▶ _REQUEST_:
Extract every line that includes the string "Tadeusz".

▶ _RECORDS FOR THE EXERCISE_:
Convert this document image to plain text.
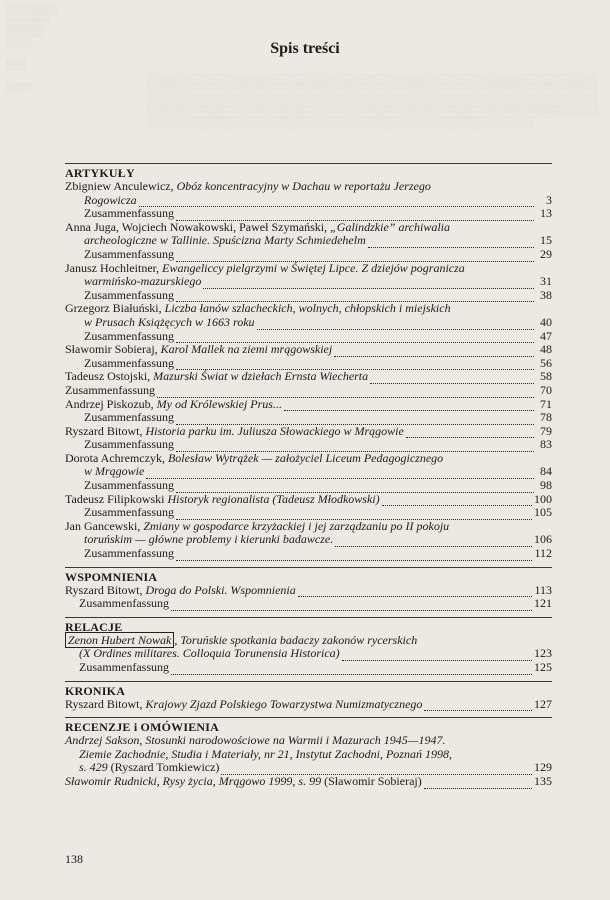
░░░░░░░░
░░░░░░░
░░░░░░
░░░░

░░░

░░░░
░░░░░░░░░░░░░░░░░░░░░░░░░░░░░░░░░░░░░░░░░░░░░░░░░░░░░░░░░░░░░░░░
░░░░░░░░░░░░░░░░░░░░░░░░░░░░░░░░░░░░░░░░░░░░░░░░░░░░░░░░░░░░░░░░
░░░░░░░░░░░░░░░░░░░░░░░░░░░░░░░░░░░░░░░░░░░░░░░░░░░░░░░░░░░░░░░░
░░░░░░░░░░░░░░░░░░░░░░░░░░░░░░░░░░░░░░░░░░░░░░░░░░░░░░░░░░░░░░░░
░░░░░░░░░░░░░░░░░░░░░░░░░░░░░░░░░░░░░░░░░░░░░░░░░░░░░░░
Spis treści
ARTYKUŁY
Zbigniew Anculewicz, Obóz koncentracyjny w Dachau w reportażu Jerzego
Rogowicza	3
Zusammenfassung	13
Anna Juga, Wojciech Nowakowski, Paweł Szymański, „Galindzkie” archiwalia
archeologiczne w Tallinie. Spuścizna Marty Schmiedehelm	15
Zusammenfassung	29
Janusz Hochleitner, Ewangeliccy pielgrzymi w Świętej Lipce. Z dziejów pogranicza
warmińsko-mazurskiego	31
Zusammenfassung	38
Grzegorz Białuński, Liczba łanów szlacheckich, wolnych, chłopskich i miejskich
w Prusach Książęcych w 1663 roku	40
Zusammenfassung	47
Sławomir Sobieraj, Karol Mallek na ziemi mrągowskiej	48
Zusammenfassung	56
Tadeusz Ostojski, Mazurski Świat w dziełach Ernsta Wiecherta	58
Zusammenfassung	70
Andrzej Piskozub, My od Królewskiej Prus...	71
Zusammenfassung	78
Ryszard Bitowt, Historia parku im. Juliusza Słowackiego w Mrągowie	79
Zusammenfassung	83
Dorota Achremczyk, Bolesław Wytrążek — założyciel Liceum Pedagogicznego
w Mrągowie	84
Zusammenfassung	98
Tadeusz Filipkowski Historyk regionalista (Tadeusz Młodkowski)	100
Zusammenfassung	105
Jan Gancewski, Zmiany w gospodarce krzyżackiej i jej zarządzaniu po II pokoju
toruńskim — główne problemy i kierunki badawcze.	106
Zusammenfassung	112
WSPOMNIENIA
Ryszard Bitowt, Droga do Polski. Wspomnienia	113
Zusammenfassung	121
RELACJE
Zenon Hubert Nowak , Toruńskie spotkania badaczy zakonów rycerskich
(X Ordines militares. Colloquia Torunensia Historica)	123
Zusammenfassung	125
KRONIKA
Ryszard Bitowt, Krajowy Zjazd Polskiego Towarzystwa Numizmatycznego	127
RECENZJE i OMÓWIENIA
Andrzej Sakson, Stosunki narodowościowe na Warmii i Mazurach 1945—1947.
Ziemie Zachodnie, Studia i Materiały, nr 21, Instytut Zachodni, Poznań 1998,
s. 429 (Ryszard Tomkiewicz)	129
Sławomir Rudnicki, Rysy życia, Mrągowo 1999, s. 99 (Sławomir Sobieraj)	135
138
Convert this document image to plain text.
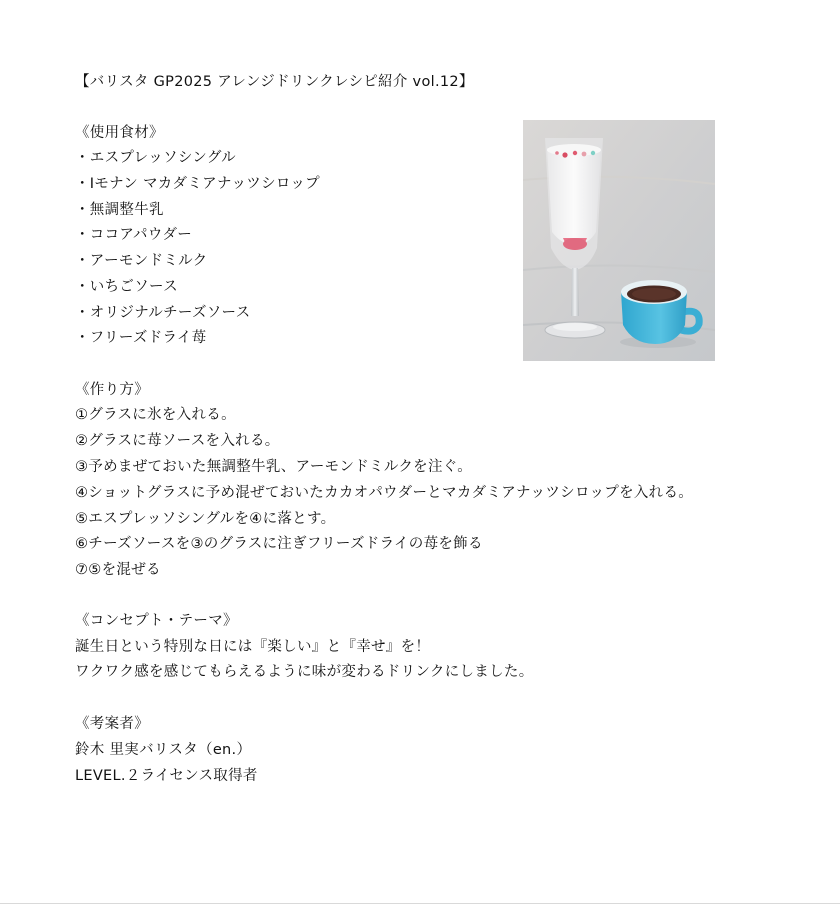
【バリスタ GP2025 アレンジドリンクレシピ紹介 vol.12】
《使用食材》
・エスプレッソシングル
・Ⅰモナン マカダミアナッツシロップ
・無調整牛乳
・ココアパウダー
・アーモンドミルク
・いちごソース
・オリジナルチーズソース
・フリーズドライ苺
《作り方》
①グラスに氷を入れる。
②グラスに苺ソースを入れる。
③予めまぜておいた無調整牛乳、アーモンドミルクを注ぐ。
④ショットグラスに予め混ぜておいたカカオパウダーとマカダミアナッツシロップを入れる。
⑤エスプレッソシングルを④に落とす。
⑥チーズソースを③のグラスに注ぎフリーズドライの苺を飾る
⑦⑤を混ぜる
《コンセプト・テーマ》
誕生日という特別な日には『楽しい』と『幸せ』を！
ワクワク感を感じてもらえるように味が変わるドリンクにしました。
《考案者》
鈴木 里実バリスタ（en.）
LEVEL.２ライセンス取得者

▶ _RESPONSE BELOW_:
Tadeusz Ostojski, Mazurski Świat w dziełach Ernsta Wiecherta	58
Tadeusz Filipkowski Historyk regionalista (Tadeusz Młodkowski)	100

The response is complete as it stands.